• Quoted passage

+--

Most significantly, quiet orient riot asks of itself, without release or relief: can a text seek linguistic disorientation and reorientation both? Can a text walk the tightrope from detail to detail so as to envision a kind of awareness that is kin to worship? quiet orient riot does not shy away from a word like “worship.” Nor does it shy away from how such worship might manifest in the words of a poem, bowing to a “chirpy printed sound” in Palestine and a forest of “little justices.”

Urgent and open-hearted, this absorbing debut collection has Khankan musing… political observations are framed by the personal: the poet’s aim to have a child, as her struggles with fertility… parallel but are never reduced to an awareness of her community’s declining birth rate. “Count this child girl | count her on this side” she proclaims in poems celebrating motherhood just as she celebrates her homeland: “cumin is pervasive…colors erupt & recline against rocks & thyme.” VERDICT Written in a sort of disciplined stream of consciousness, with pipes instead of line breaks and titles embedded in capital letters, this work will attract a broad cross-section of readers, whether their concerns are politics, parenting, or poetics.

Barbara Hoffert, Library Journal

Nathalie Khankan’s “Quiet Orient Riot” is a generative and lyrical read… a deeply personal poetic narrative that traces her journey toward motherhood in the midst of demographic and territorial crises… The poems of this collection talk to each other, like neighbors carrying on a conversation through open, opposite-facing windows across the street. Snatches of conversation are often lost, and the poems and the people they discuss retain a certain atmosphere of mystery… The resonances are eerie: missing mothers, colonized homelands, sex industry workers who only come to light in the dark…It is a journey infinitely worth taking.

+--

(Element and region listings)

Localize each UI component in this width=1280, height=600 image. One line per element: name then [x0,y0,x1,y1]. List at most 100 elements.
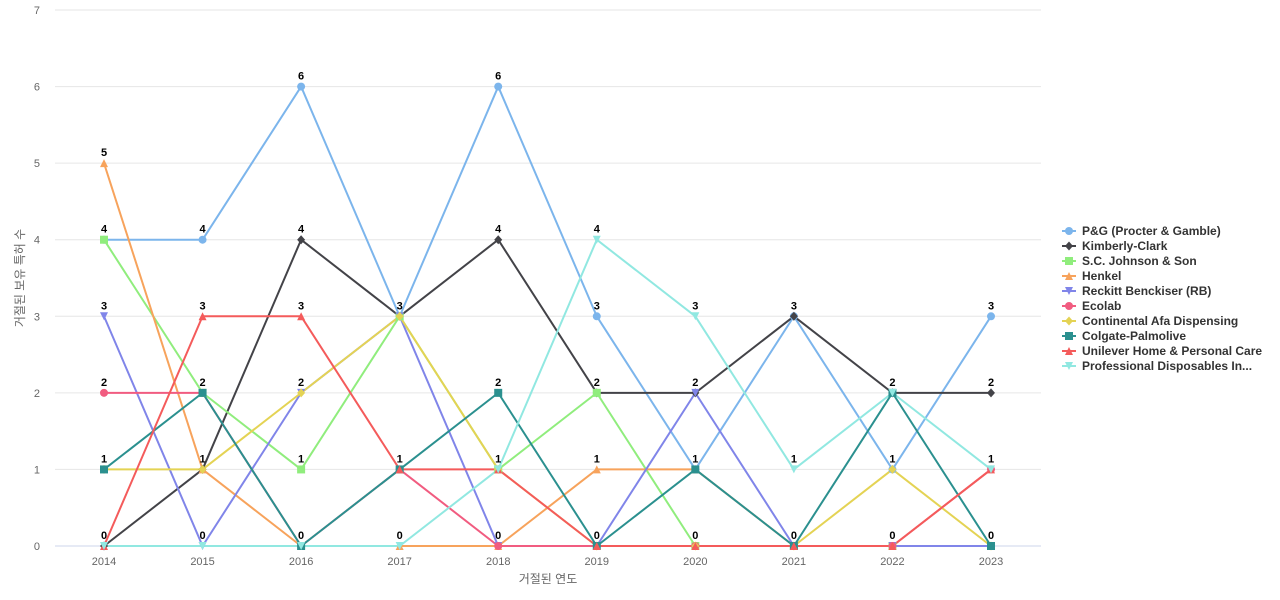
data-label: 3 [298,300,304,312]
series-point[interactable] [198,235,207,244]
series-point[interactable] [297,312,306,321]
series-point[interactable] [100,159,108,168]
series-point[interactable] [592,542,601,550]
data-label: 1 [988,453,994,465]
legend-label: Ecolab [1082,299,1121,313]
data-label: 4 [101,224,108,236]
data-label: 0 [594,530,600,542]
series-point[interactable] [592,388,601,397]
series-point[interactable] [297,235,306,245]
data-label: 0 [101,530,107,542]
series-line[interactable] [103,391,992,547]
series-point[interactable] [395,311,404,321]
data-label: 2 [988,377,994,389]
data-label: 1 [101,453,107,465]
legend-item[interactable]: Reckitt Benckiser (RB) [1062,284,1211,298]
series-point[interactable] [198,542,207,550]
series-point[interactable] [297,388,306,398]
series-point[interactable] [100,312,108,321]
series-point[interactable] [592,235,601,244]
series-point[interactable] [297,82,306,91]
series-line[interactable] [104,238,992,547]
series-point[interactable] [297,465,306,474]
series-point[interactable] [888,388,897,397]
legend-label: Colgate-Palmolive [1082,329,1186,343]
legend-item[interactable]: P&G (Procter & Gamble) [1062,224,1221,238]
series-point[interactable] [100,542,108,550]
series-point[interactable] [100,388,108,397]
legend-item[interactable]: Professional Disposables In... [1062,359,1252,373]
data-label: 2 [298,377,304,389]
series-point[interactable] [789,311,798,321]
legend-item[interactable]: Continental Afa Dispensing [1062,314,1238,328]
data-label: 4 [298,224,305,236]
data-label: 2 [692,377,698,389]
legend-item[interactable]: Kimberly-Clark [1062,239,1168,253]
legend-marker [1065,257,1073,265]
series-point[interactable] [494,235,503,245]
y-tick-label: 1 [34,464,40,476]
legend-item[interactable]: Unilever Home & Personal Care [1062,344,1262,358]
legend-marker [1065,241,1073,251]
series-point[interactable] [198,388,207,397]
data-label: 4 [495,224,502,236]
series-point[interactable] [198,464,207,474]
legend-marker [1065,332,1073,340]
legend-marker [1065,287,1073,295]
data-label: 1 [298,453,304,465]
series-point[interactable] [987,312,995,321]
x-tick-label: 2014 [92,556,116,568]
x-tick-label: 2019 [585,556,609,568]
series-point[interactable] [494,82,503,91]
series-point[interactable] [691,465,700,474]
series-point[interactable] [297,542,306,550]
series-point[interactable] [395,465,404,474]
y-tick-label: 5 [34,158,40,170]
series-line[interactable] [103,315,992,547]
series-point[interactable] [494,388,503,397]
series-point[interactable] [888,542,897,550]
data-label: 4 [594,224,601,236]
series-point[interactable] [100,465,108,474]
series-point[interactable] [691,312,700,321]
legend-marker [1065,272,1073,280]
series-point[interactable] [987,542,995,550]
y-tick-label: 0 [34,541,40,553]
series-point[interactable] [987,465,995,474]
data-label: 3 [101,300,107,312]
data-label: 1 [397,453,403,465]
series-point[interactable] [494,542,503,550]
series-line[interactable] [103,238,991,547]
legend-label: Unilever Home & Personal Care [1082,344,1262,358]
series-point[interactable] [592,465,601,474]
series-line[interactable] [104,85,992,471]
legend-marker [1065,347,1073,355]
series-point[interactable] [198,312,207,321]
series-point[interactable] [987,388,995,398]
legend-item[interactable]: Ecolab [1062,299,1121,313]
legend-item[interactable]: Colgate-Palmolive [1062,329,1186,343]
data-label: 3 [988,300,994,312]
series-point[interactable] [789,465,798,474]
data-label: 5 [101,147,107,159]
data-label: 6 [495,71,501,83]
series-point[interactable] [888,464,897,474]
series-point[interactable] [100,235,108,244]
series-point[interactable] [494,465,503,474]
series-point[interactable] [395,542,404,550]
legend-item[interactable]: Henkel [1062,269,1121,283]
series-point[interactable] [789,542,798,550]
data-label: 3 [692,300,698,312]
series-point[interactable] [592,312,601,321]
legend-label: Reckitt Benckiser (RB) [1082,284,1211,298]
series-point[interactable] [691,388,700,397]
x-tick-label: 2016 [289,556,313,568]
y-axis-title: 거절된 보유 특허 수 [13,229,27,327]
series-point[interactable] [691,542,700,550]
legend-item[interactable]: S.C. Johnson & Son [1062,254,1197,268]
x-tick-label: 2022 [880,556,904,568]
legend[interactable]: P&G (Procter & Gamble)Kimberly-ClarkS.C.… [1062,224,1262,373]
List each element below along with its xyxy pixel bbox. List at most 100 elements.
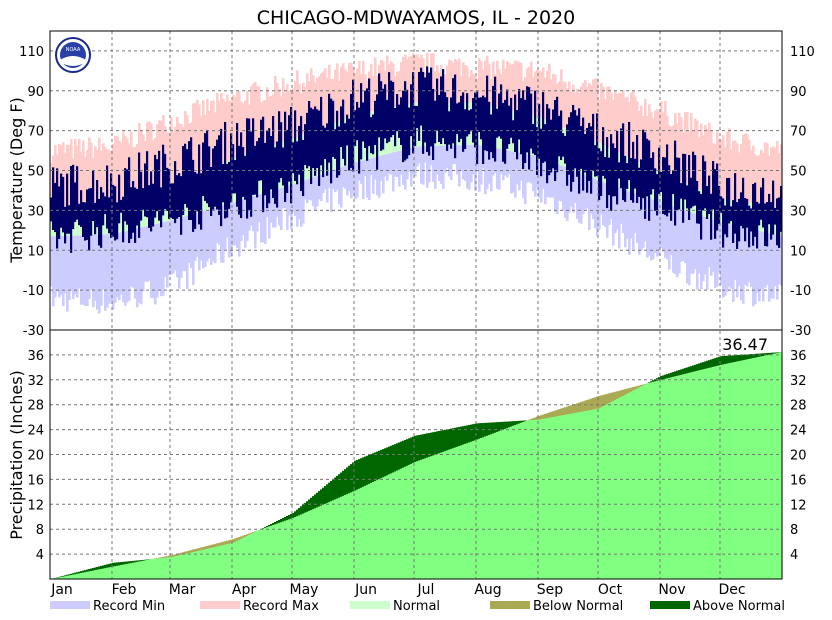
normal-precip-bar xyxy=(200,550,203,579)
above-normal-bar xyxy=(80,571,83,573)
observed-temp-bar xyxy=(476,91,479,165)
normal-precip-bar xyxy=(688,372,691,579)
normal-precip-bar xyxy=(94,570,97,579)
above-normal-bar xyxy=(134,560,137,563)
normal-precip-bar xyxy=(440,452,443,579)
observed-temp-bar xyxy=(542,92,545,163)
above-normal-bar xyxy=(272,522,275,526)
above-normal-bar xyxy=(438,431,441,454)
observed-temp-bar xyxy=(198,144,201,225)
observed-temp-bar xyxy=(212,148,215,210)
observed-temp-bar xyxy=(120,199,123,213)
record-max-bar xyxy=(198,104,201,174)
above-normal-bar xyxy=(102,565,105,569)
record-max-bar xyxy=(446,65,449,103)
normal-precip-bar xyxy=(570,413,573,579)
below-normal-bar xyxy=(172,554,175,557)
observed-temp-bar xyxy=(398,104,401,138)
observed-temp-bar xyxy=(356,101,359,141)
record-min-bar xyxy=(156,223,159,298)
observed-temp-bar xyxy=(422,71,425,154)
above-normal-bar xyxy=(78,571,81,574)
above-normal-bar xyxy=(764,353,767,356)
record-min-bar xyxy=(518,152,521,191)
above-normal-bar xyxy=(464,425,467,444)
normal-precip-bar xyxy=(568,414,571,579)
below-normal-bar xyxy=(162,556,165,558)
normal-precip-bar xyxy=(532,420,535,579)
below-normal-bar xyxy=(232,539,235,543)
record-min-bar xyxy=(180,217,183,278)
record-max-bar xyxy=(172,131,175,186)
observed-temp-bar xyxy=(338,126,341,176)
record-min-bar xyxy=(414,146,417,177)
observed-temp-bar xyxy=(660,171,663,193)
normal-precip-bar xyxy=(206,548,209,579)
below-normal-bar xyxy=(234,538,237,542)
below-normal-bar xyxy=(540,415,543,420)
observed-temp-bar xyxy=(498,93,501,137)
below-normal-bar xyxy=(176,553,179,556)
record-min-bar xyxy=(334,169,337,193)
observed-temp-bar xyxy=(698,191,701,224)
record-min-bar xyxy=(288,185,291,216)
above-normal-bar xyxy=(346,467,349,495)
below-normal-bar xyxy=(202,546,205,550)
above-normal-bar xyxy=(404,439,407,467)
below-normal-bar xyxy=(536,416,539,420)
record-min-bar xyxy=(770,233,773,299)
record-min-bar xyxy=(608,184,611,226)
normal-precip-bar xyxy=(304,512,307,579)
observed-temp-bar xyxy=(234,160,237,194)
record-min-bar xyxy=(128,230,131,301)
record-min-bar xyxy=(408,148,411,172)
record-min-bar xyxy=(720,222,723,285)
record-min-bar xyxy=(90,235,93,291)
observed-temp-bar xyxy=(424,77,427,143)
observed-temp-bar xyxy=(430,67,433,147)
record-min-bar xyxy=(332,170,335,189)
observed-temp-bar xyxy=(132,181,135,233)
above-normal-bar xyxy=(434,431,437,455)
record-max-bar xyxy=(596,78,599,142)
record-min-bar xyxy=(292,184,295,213)
normal-precip-bar xyxy=(456,446,459,579)
record-max-bar xyxy=(560,69,563,127)
observed-temp-bar xyxy=(466,93,469,137)
observed-temp-bar xyxy=(510,97,513,138)
normal-precip-bar xyxy=(526,420,529,579)
normal-precip-bar xyxy=(420,459,423,579)
record-min-bar xyxy=(394,151,397,177)
normal-precip-bar xyxy=(266,527,269,579)
record-max-bar xyxy=(582,82,585,136)
record-min-bar xyxy=(490,147,493,192)
record-min-bar xyxy=(682,209,685,261)
observed-temp-bar xyxy=(78,203,81,226)
month-label: May xyxy=(290,582,319,598)
record-min-bar xyxy=(366,159,369,198)
above-normal-bar xyxy=(292,513,295,518)
observed-temp-bar xyxy=(326,123,329,176)
record-min-bar xyxy=(472,144,475,175)
record-min-bar xyxy=(500,149,503,175)
above-normal-bar xyxy=(334,477,337,500)
observed-temp-bar xyxy=(396,94,399,132)
record-max-bar xyxy=(696,120,699,189)
precip-tick-right: 28 xyxy=(790,399,807,414)
normal-precip-bar xyxy=(352,491,355,579)
temp-tick-left: 30 xyxy=(27,204,44,219)
above-normal-bar xyxy=(62,575,65,577)
normal-precip-bar xyxy=(346,494,349,579)
normal-precip-bar xyxy=(580,411,583,579)
normal-precip-bar xyxy=(132,562,135,579)
above-normal-bar xyxy=(754,353,757,358)
observed-temp-bar xyxy=(606,137,609,209)
observed-temp-bar xyxy=(252,118,255,195)
normal-precip-bar xyxy=(222,545,225,579)
record-min-bar xyxy=(762,231,765,302)
record-max-bar xyxy=(738,152,741,202)
observed-temp-bar xyxy=(680,183,683,199)
normal-precip-bar xyxy=(480,438,483,579)
below-normal-bar xyxy=(638,385,641,388)
record-min-bar xyxy=(296,183,299,227)
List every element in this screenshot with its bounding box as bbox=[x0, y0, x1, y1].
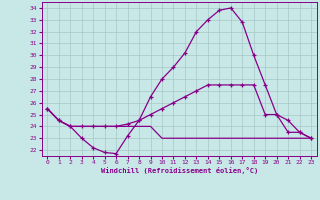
X-axis label: Windchill (Refroidissement éolien,°C): Windchill (Refroidissement éolien,°C) bbox=[100, 167, 258, 174]
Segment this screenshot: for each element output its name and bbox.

+--

• Exercises
**a.** According to the reviews of the poetry collection, what does the work use in place of line breaks?
**b.** From the reviews of the poetry collection, copy out the passage that begins with the words containing "Barbara Hoffert, Library" and ends with "infinitely worth taking.".

• Written answers
**a.** Pipes.

**b.**
Barbara Hoffert, Library Journal

Nathalie Khankan’s “Quiet Orient Riot” is a generative and lyrical read… a deeply personal poetic narrative that traces her journey toward motherhood in the midst of demographic and territorial crises… The poems of this collection talk to each other, like neighbors carrying on a conversation through open, opposite-facing windows across the street. Snatches of conversation are often lost, and the poems and the people they discuss retain a certain atmosphere of mystery… The resonances are eerie: missing mothers, colonized homelands, sex industry workers who only come to light in the dark…It is a journey infinitely worth taking.